▶ [WHAT THIS TASK INVOLVES] Transcribe the records below exactly as they appear.

(Extracted data entries)
┄┄┄┄┄┄┄┄┄┄┄┄┄┄┄┄┄┄┄┄

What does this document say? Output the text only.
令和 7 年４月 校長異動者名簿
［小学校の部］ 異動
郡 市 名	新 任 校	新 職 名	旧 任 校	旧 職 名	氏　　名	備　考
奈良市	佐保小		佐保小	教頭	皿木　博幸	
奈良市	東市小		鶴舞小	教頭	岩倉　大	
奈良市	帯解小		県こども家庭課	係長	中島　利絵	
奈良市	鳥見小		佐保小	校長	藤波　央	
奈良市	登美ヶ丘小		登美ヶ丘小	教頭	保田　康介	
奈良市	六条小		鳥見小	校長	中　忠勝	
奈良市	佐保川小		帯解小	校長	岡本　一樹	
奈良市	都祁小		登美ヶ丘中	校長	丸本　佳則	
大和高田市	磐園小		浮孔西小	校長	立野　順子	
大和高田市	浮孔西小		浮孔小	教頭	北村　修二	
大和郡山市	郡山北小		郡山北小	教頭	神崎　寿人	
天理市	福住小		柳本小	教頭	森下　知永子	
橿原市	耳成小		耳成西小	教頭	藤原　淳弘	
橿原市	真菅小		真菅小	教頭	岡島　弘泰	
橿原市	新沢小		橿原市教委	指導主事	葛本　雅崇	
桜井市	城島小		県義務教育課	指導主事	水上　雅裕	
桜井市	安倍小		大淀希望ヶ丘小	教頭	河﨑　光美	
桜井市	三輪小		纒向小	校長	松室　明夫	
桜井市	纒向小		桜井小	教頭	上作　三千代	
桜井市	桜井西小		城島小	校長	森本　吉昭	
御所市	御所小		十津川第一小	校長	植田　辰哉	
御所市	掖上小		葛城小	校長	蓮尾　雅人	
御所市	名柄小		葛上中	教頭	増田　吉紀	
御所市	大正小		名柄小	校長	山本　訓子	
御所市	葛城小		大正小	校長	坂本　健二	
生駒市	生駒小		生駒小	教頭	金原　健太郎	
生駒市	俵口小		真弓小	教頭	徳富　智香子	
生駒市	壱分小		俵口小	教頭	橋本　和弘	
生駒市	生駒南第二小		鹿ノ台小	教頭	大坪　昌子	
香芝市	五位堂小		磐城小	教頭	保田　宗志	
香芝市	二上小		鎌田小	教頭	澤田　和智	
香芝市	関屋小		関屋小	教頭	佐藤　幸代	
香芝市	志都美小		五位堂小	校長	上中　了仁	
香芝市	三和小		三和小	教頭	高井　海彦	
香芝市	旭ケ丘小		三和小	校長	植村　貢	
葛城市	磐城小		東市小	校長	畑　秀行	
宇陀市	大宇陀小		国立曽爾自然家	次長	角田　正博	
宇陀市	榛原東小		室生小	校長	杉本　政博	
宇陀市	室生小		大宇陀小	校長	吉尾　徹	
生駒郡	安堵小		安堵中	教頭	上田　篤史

┄┄┄┄┄┄┄┄┄┄┄┄┄┄┄┄┄┄┄┄

▶ [FINISHED EXERCISE]
What does this document say? Output the text only.
令和 7 年４月 校長異動者名簿
［小学校の部］ 異動
郡 市 名	新 任 校	新 職 名	旧 任 校	旧 職 名	氏　　名	備　考
奈良市	佐保小		佐保小	教頭	皿木　博幸	
奈良市	東市小		鶴舞小	教頭	岩倉　大	
奈良市	帯解小		県こども家庭課	係長	中島　利絵	
奈良市	鳥見小		佐保小	校長	藤波　央	
奈良市	登美ヶ丘小		登美ヶ丘小	教頭	保田　康介	
奈良市	六条小		鳥見小	校長	中　忠勝	
奈良市	佐保川小		帯解小	校長	岡本　一樹	
奈良市	都祁小		登美ヶ丘中	校長	丸本　佳則	
大和高田市	磐園小		浮孔西小	校長	立野　順子	
大和高田市	浮孔西小		浮孔小	教頭	北村　修二	
大和郡山市	郡山北小		郡山北小	教頭	神崎　寿人	
天理市	福住小		柳本小	教頭	森下　知永子	
橿原市	耳成小		耳成西小	教頭	藤原　淳弘	
橿原市	真菅小		真菅小	教頭	岡島　弘泰	
橿原市	新沢小		橿原市教委	指導主事	葛本　雅崇	
桜井市	城島小		県義務教育課	指導主事	水上　雅裕	
桜井市	安倍小		大淀希望ヶ丘小	教頭	河﨑　光美	
桜井市	三輪小		纒向小	校長	松室　明夫	
桜井市	纒向小		桜井小	教頭	上作　三千代	
桜井市	桜井西小		城島小	校長	森本　吉昭	
御所市	御所小		十津川第一小	校長	植田　辰哉	
御所市	掖上小		葛城小	校長	蓮尾　雅人	
御所市	名柄小		葛上中	教頭	増田　吉紀	
御所市	大正小		名柄小	校長	山本　訓子	
御所市	葛城小		大正小	校長	坂本　健二	
生駒市	生駒小		生駒小	教頭	金原　健太郎	
生駒市	俵口小		真弓小	教頭	徳富　智香子	
生駒市	壱分小		俵口小	教頭	橋本　和弘	
生駒市	生駒南第二小		鹿ノ台小	教頭	大坪　昌子	
香芝市	五位堂小		磐城小	教頭	保田　宗志	
香芝市	二上小		鎌田小	教頭	澤田　和智	
香芝市	関屋小		関屋小	教頭	佐藤　幸代	
香芝市	志都美小		五位堂小	校長	上中　了仁	
香芝市	三和小		三和小	教頭	高井　海彦	
香芝市	旭ケ丘小		三和小	校長	植村　貢	
葛城市	磐城小		東市小	校長	畑　秀行	
宇陀市	大宇陀小		国立曽爾自然家	次長	角田　正博	
宇陀市	榛原東小		室生小	校長	杉本　政博	
宇陀市	室生小		大宇陀小	校長	吉尾　徹	
生駒郡	安堵小		安堵中	教頭	上田　篤史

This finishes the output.